- PROBLEM TO SOLVE -
Pictures aside, repeat every entry exactly.

(Dataset entries on figures)
## Begin
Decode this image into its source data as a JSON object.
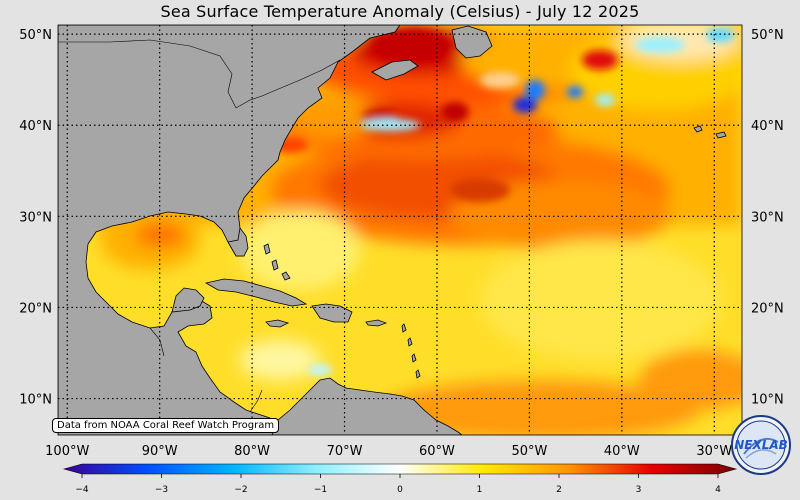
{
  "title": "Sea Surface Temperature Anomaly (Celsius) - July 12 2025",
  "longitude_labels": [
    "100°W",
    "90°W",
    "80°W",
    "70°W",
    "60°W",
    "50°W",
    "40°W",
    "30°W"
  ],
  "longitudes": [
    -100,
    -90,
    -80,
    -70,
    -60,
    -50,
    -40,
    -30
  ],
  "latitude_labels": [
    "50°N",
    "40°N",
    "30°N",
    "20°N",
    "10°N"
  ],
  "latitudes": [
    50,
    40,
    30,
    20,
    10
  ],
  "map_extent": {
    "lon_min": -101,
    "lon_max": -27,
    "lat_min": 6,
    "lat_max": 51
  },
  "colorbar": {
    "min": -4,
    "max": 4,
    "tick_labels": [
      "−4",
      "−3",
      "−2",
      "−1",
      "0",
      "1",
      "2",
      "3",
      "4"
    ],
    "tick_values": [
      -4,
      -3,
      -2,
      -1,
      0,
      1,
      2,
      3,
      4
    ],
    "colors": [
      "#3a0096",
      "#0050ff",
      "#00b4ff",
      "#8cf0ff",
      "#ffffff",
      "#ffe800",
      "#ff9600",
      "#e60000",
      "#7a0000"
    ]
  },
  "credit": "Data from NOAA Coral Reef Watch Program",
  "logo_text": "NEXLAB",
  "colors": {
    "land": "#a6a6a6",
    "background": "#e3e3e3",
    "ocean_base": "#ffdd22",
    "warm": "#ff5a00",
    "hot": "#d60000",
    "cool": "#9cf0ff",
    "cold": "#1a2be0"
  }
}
## End
- SOLUTION TO THIS EXERCISE -
Decode this image into its source data as a JSON object.
{
  "title": "Sea Surface Temperature Anomaly (Celsius) - July 12 2025",
  "longitude_labels": [
    "100°W",
    "90°W",
    "80°W",
    "70°W",
    "60°W",
    "50°W",
    "40°W",
    "30°W"
  ],
  "longitudes": [
    -100,
    -90,
    -80,
    -70,
    -60,
    -50,
    -40,
    -30
  ],
  "latitude_labels": [
    "50°N",
    "40°N",
    "30°N",
    "20°N",
    "10°N"
  ],
  "latitudes": [
    50,
    40,
    30,
    20,
    10
  ],
  "map_extent": {
    "lon_min": -101,
    "lon_max": -27,
    "lat_min": 6,
    "lat_max": 51
  },
  "colorbar": {
    "min": -4,
    "max": 4,
    "tick_labels": [
      "−4",
      "−3",
      "−2",
      "−1",
      "0",
      "1",
      "2",
      "3",
      "4"
    ],
    "tick_values": [
      -4,
      -3,
      -2,
      -1,
      0,
      1,
      2,
      3,
      4
    ],
    "colors": [
      "#3a0096",
      "#0050ff",
      "#00b4ff",
      "#8cf0ff",
      "#ffffff",
      "#ffe800",
      "#ff9600",
      "#e60000",
      "#7a0000"
    ]
  },
  "credit": "Data from NOAA Coral Reef Watch Program",
  "logo_text": "NEXLAB",
  "colors": {
    "land": "#a6a6a6",
    "background": "#e3e3e3",
    "ocean_base": "#ffdd22",
    "warm": "#ff5a00",
    "hot": "#d60000",
    "cool": "#9cf0ff",
    "cold": "#1a2be0"
  }
}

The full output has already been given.